| Aim of the task |
Give only the number of lines in the records below that contain the word "were".

______________________________

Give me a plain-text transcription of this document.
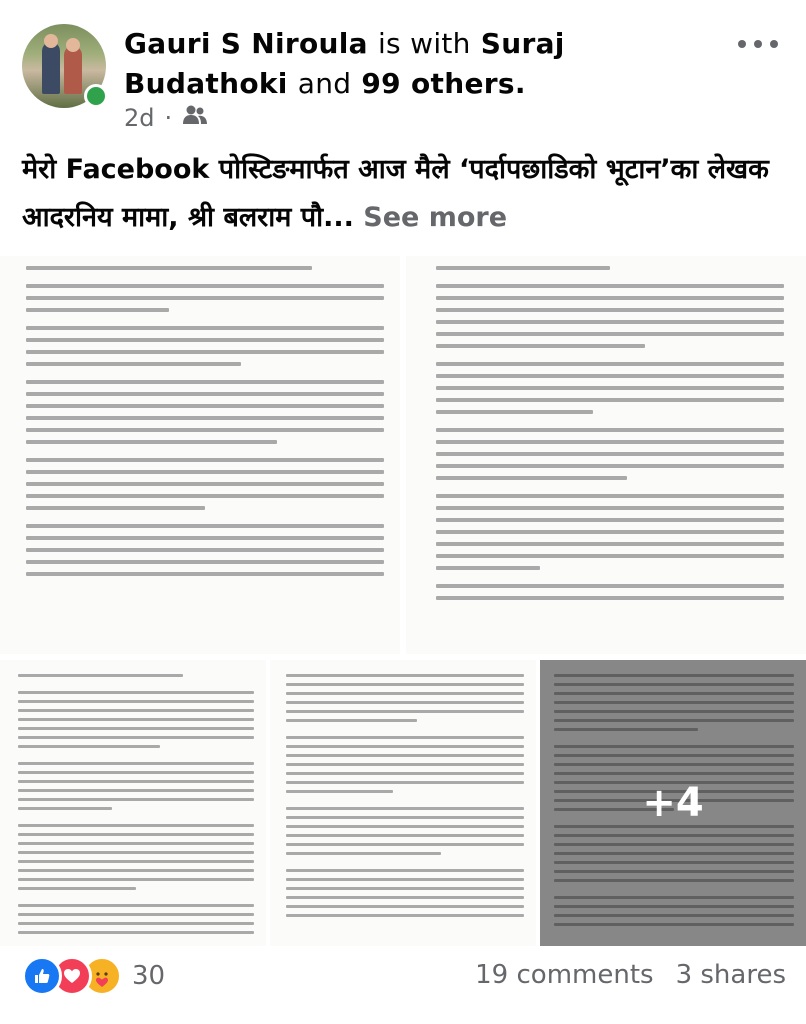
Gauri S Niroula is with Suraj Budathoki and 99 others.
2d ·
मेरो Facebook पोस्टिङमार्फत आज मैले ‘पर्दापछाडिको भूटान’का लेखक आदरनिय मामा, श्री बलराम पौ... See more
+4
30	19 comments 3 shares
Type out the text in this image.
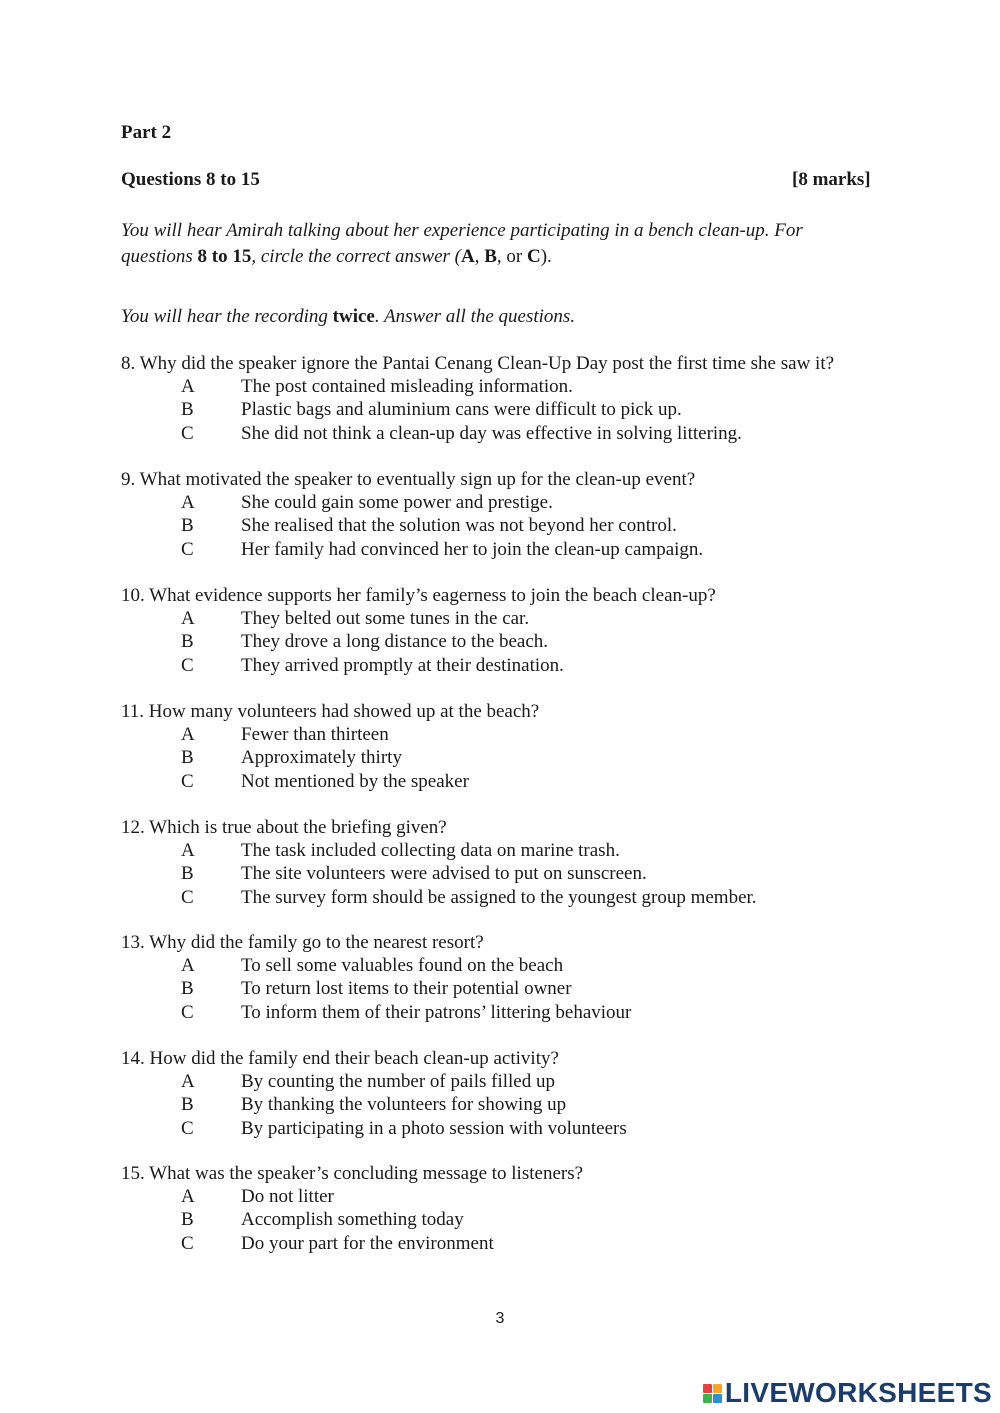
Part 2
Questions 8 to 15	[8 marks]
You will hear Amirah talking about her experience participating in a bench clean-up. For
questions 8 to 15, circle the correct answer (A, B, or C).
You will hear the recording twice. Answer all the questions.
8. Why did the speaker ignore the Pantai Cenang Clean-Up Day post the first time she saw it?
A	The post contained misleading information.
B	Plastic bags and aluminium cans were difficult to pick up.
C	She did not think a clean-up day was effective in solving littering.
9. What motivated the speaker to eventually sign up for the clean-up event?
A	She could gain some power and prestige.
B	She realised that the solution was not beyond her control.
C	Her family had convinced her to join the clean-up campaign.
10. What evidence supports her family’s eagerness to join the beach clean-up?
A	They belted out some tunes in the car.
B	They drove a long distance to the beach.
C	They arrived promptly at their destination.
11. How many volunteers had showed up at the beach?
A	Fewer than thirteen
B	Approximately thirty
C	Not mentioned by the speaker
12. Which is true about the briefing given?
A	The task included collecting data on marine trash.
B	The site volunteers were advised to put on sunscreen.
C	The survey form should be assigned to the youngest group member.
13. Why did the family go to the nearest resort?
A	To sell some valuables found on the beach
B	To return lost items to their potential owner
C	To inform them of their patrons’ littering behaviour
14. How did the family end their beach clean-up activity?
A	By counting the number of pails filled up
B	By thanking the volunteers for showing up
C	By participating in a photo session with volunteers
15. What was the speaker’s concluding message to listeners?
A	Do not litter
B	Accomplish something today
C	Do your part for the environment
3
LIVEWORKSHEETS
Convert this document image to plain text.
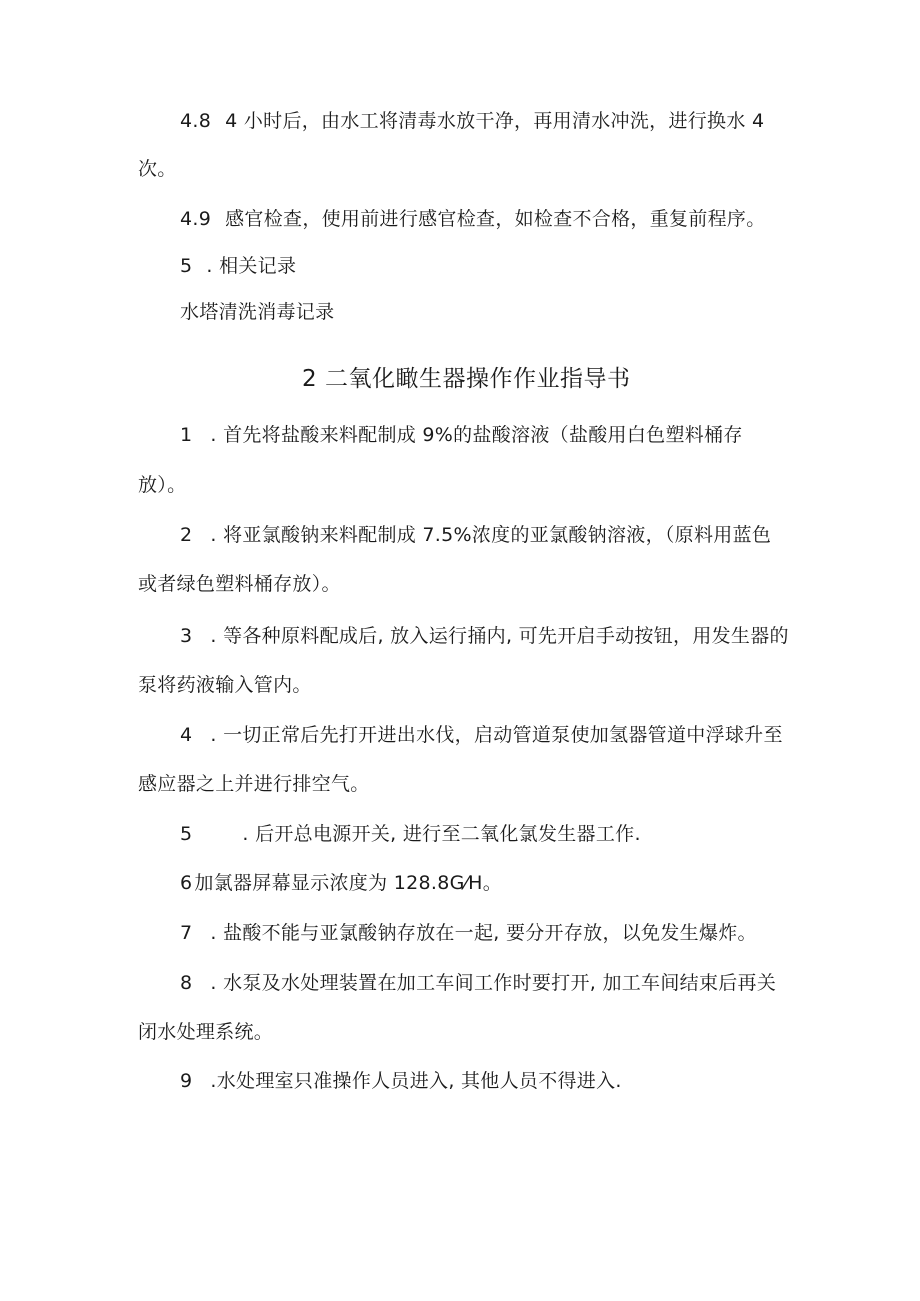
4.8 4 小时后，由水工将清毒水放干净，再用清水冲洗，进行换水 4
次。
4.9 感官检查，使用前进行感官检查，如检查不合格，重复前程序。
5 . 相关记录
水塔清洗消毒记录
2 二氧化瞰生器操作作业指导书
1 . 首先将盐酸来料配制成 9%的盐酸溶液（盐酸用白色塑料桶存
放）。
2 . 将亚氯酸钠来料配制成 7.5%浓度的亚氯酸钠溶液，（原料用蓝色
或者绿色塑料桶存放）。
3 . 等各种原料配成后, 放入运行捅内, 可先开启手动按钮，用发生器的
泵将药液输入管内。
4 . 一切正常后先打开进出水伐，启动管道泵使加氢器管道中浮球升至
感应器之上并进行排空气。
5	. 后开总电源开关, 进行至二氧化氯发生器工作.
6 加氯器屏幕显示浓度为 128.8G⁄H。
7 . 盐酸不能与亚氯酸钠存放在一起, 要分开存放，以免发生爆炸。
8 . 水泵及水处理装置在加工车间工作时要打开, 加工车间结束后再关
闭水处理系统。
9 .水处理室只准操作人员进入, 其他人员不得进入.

______________________________

| Task solution |
2